» Goal
Locate every line in the material below that has the word "JSON". Copy each of those lines.

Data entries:
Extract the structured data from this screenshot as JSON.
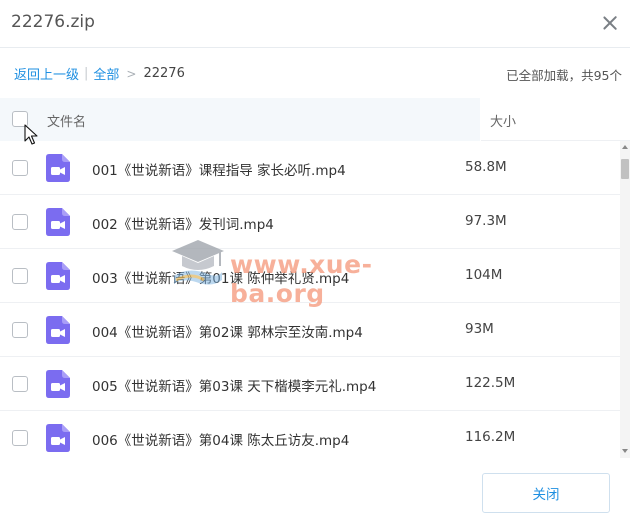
{
  "window": {
    "title": "22276.zip"
  },
  "breadcrumb": {
    "back_label": "返回上一级",
    "separator": "|",
    "all_label": "全部",
    "arrow": ">",
    "current": "22276"
  },
  "status": {
    "load_text": "已全部加载，共95个"
  },
  "table": {
    "col_name": "文件名",
    "col_size": "大小",
    "rows": [
      {
        "name": "001《世说新语》课程指导 家长必听.mp4",
        "size": "58.8M"
      },
      {
        "name": "002《世说新语》发刊词.mp4",
        "size": "97.3M"
      },
      {
        "name": "003《世说新语》第01课 陈仲举礼贤.mp4",
        "size": "104M"
      },
      {
        "name": "004《世说新语》第02课 郭林宗至汝南.mp4",
        "size": "93M"
      },
      {
        "name": "005《世说新语》第03课 天下楷模李元礼.mp4",
        "size": "122.5M"
      },
      {
        "name": "006《世说新语》第04课 陈太丘访友.mp4",
        "size": "116.2M"
      }
    ]
  },
  "watermark": {
    "text": "www.xue-ba.org"
  },
  "footer": {
    "close_label": "关闭"
  },
  "icons": {
    "file": "video-file-icon",
    "close": "close-icon",
    "cursor": "mouse-cursor-icon",
    "logo": "graduation-cap-icon"
  },
  "colors": {
    "accent": "#1e8fe1",
    "video_icon": "#7b6cf0",
    "header_bg": "#f4f8fb"
  }
}
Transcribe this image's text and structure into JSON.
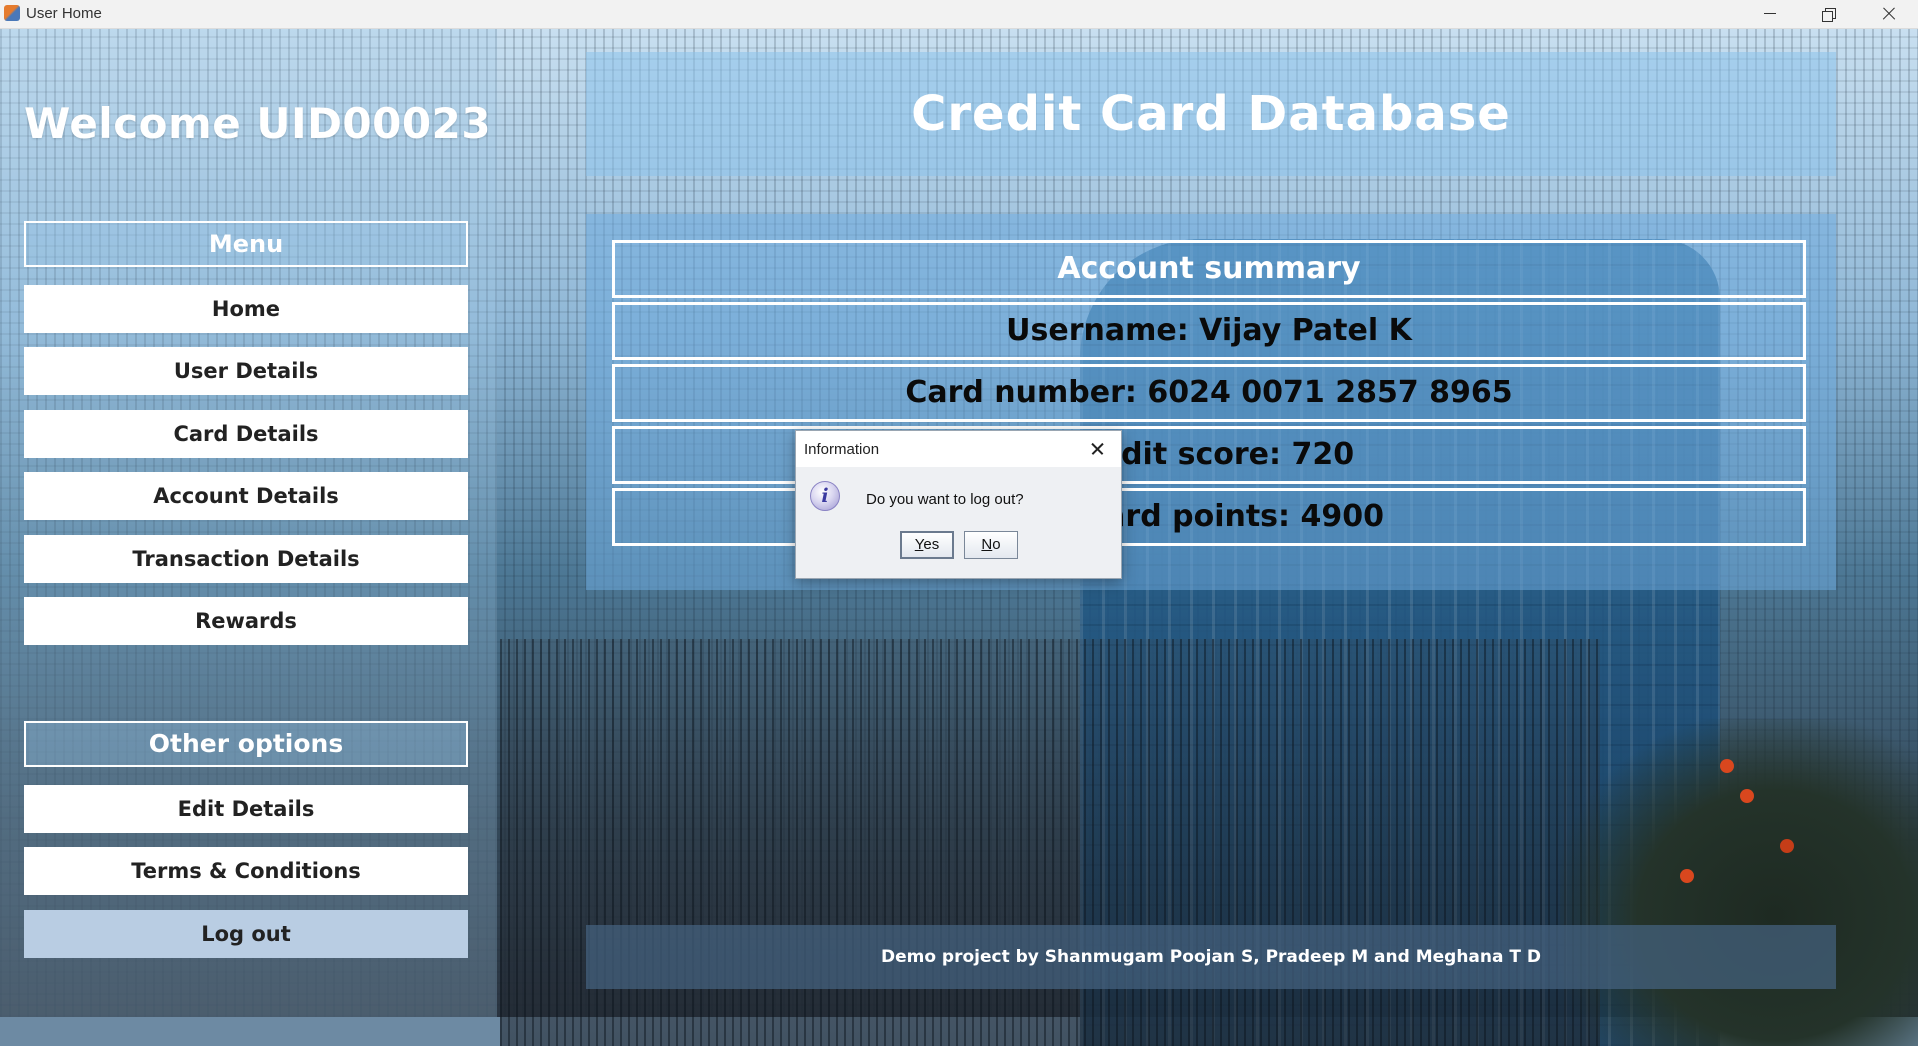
{
  "window": {
    "title": "User Home"
  },
  "sidebar": {
    "welcome": "Welcome UID00023",
    "menu_header": "Menu",
    "menu_items": [
      {
        "label": "Home"
      },
      {
        "label": "User Details"
      },
      {
        "label": "Card Details"
      },
      {
        "label": "Account Details"
      },
      {
        "label": "Transaction Details"
      },
      {
        "label": "Rewards"
      }
    ],
    "other_header": "Other options",
    "other_items": [
      {
        "label": "Edit Details"
      },
      {
        "label": "Terms & Conditions"
      },
      {
        "label": "Log out"
      }
    ]
  },
  "header": {
    "title": "Credit Card Database"
  },
  "summary": {
    "heading": "Account summary",
    "rows": [
      "Username: Vijay Patel K",
      "Card number: 6024 0071 2857 8965",
      "Credit score: 720",
      "Reward points: 4900"
    ]
  },
  "footer": {
    "text": "Demo project by Shanmugam Poojan S, Pradeep M and Meghana T D"
  },
  "dialog": {
    "title": "Information",
    "message": "Do you want to log out?",
    "icon": "info-icon",
    "yes_first": "Y",
    "yes_rest": "es",
    "no_first": "N",
    "no_rest": "o"
  },
  "colors": {
    "logout_button": "#b9cde3",
    "nav_button": "#ffffff",
    "panel": "#8cc3eb"
  }
}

» Written solution
Extract the structured data from this screenshot as JSON.
Transcribe this image's text and structure into JSON.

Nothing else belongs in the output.